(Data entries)
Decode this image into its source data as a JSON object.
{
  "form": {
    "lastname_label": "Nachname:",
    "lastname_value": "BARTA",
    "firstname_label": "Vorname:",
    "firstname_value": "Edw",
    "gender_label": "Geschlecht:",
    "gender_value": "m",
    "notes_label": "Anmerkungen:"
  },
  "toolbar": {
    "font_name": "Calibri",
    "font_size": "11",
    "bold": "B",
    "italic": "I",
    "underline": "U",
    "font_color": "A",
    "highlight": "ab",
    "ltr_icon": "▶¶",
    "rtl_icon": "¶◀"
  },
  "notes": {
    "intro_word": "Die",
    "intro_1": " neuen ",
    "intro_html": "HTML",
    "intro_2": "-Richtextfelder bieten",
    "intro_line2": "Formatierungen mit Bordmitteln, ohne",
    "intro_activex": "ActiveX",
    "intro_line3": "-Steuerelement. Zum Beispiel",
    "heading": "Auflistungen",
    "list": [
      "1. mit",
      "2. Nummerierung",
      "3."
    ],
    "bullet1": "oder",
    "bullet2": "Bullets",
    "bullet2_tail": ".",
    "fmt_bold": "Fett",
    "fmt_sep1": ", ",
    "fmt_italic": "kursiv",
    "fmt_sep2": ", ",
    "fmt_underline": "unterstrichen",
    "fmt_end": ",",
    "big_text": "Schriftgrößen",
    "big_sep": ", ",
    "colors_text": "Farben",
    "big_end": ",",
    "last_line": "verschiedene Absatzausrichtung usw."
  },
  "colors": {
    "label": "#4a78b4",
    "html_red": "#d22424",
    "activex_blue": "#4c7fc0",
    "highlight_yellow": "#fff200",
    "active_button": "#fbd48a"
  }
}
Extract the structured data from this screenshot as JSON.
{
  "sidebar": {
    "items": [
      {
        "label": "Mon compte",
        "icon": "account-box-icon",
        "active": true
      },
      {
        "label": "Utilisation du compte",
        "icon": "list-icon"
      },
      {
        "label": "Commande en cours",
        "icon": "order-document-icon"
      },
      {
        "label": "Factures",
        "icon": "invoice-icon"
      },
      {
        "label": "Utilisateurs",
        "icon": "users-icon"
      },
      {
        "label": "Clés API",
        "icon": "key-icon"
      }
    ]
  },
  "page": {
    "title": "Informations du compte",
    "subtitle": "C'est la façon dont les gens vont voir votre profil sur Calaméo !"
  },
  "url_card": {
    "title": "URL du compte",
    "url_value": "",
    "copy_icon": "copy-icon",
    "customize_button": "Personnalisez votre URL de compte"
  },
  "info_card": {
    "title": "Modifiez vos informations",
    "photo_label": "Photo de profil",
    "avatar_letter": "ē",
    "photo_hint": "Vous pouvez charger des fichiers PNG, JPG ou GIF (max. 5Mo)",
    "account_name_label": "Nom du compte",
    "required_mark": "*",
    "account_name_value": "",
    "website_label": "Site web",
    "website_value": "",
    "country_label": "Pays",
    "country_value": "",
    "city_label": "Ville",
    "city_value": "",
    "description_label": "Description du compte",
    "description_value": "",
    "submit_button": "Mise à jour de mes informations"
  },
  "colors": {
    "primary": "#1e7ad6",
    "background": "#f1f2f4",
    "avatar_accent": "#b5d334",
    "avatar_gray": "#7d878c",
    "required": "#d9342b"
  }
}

GIVEN PROBLEM: Pull out each record as written and restate it exactly.

SOLVED PROBLEM:
Decode this image into its source data as a JSON object.
{
  "form": {
    "lastname_label": "Nachname:",
    "lastname_value": "BARTA",
    "firstname_label": "Vorname:",
    "firstname_value": "Edw",
    "gender_label": "Geschlecht:",
    "gender_value": "m",
    "notes_label": "Anmerkungen:"
  },
  "toolbar": {
    "font_name": "Calibri",
    "font_size": "11",
    "bold": "B",
    "italic": "I",
    "underline": "U",
    "font_color": "A",
    "highlight": "ab",
    "ltr_icon": "▶¶",
    "rtl_icon": "¶◀"
  },
  "notes": {
    "intro_word": "Die",
    "intro_1": " neuen ",
    "intro_html": "HTML",
    "intro_2": "-Richtextfelder bieten",
    "intro_line2": "Formatierungen mit Bordmitteln, ohne",
    "intro_activex": "ActiveX",
    "intro_line3": "-Steuerelement. Zum Beispiel",
    "heading": "Auflistungen",
    "list": [
      "1. mit",
      "2. Nummerierung",
      "3."
    ],
    "bullet1": "oder",
    "bullet2": "Bullets",
    "bullet2_tail": ".",
    "fmt_bold": "Fett",
    "fmt_sep1": ", ",
    "fmt_italic": "kursiv",
    "fmt_sep2": ", ",
    "fmt_underline": "unterstrichen",
    "fmt_end": ",",
    "big_text": "Schriftgrößen",
    "big_sep": ", ",
    "colors_text": "Farben",
    "big_end": ",",
    "last_line": "verschiedene Absatzausrichtung usw."
  },
  "colors": {
    "label": "#4a78b4",
    "html_red": "#d22424",
    "activex_blue": "#4c7fc0",
    "highlight_yellow": "#fff200",
    "active_button": "#fbd48a"
  }
}
Extract the structured data from this screenshot as JSON.
{
  "sidebar": {
    "items": [
      {
        "label": "Mon compte",
        "icon": "account-box-icon",
        "active": true
      },
      {
        "label": "Utilisation du compte",
        "icon": "list-icon"
      },
      {
        "label": "Commande en cours",
        "icon": "order-document-icon"
      },
      {
        "label": "Factures",
        "icon": "invoice-icon"
      },
      {
        "label": "Utilisateurs",
        "icon": "users-icon"
      },
      {
        "label": "Clés API",
        "icon": "key-icon"
      }
    ]
  },
  "page": {
    "title": "Informations du compte",
    "subtitle": "C'est la façon dont les gens vont voir votre profil sur Calaméo !"
  },
  "url_card": {
    "title": "URL du compte",
    "url_value": "",
    "copy_icon": "copy-icon",
    "customize_button": "Personnalisez votre URL de compte"
  },
  "info_card": {
    "title": "Modifiez vos informations",
    "photo_label": "Photo de profil",
    "avatar_letter": "ē",
    "photo_hint": "Vous pouvez charger des fichiers PNG, JPG ou GIF (max. 5Mo)",
    "account_name_label": "Nom du compte",
    "required_mark": "*",
    "account_name_value": "",
    "website_label": "Site web",
    "website_value": "",
    "country_label": "Pays",
    "country_value": "",
    "city_label": "Ville",
    "city_value": "",
    "description_label": "Description du compte",
    "description_value": "",
    "submit_button": "Mise à jour de mes informations"
  },
  "colors": {
    "primary": "#1e7ad6",
    "background": "#f1f2f4",
    "avatar_accent": "#b5d334",
    "avatar_gray": "#7d878c",
    "required": "#d9342b"
  }
}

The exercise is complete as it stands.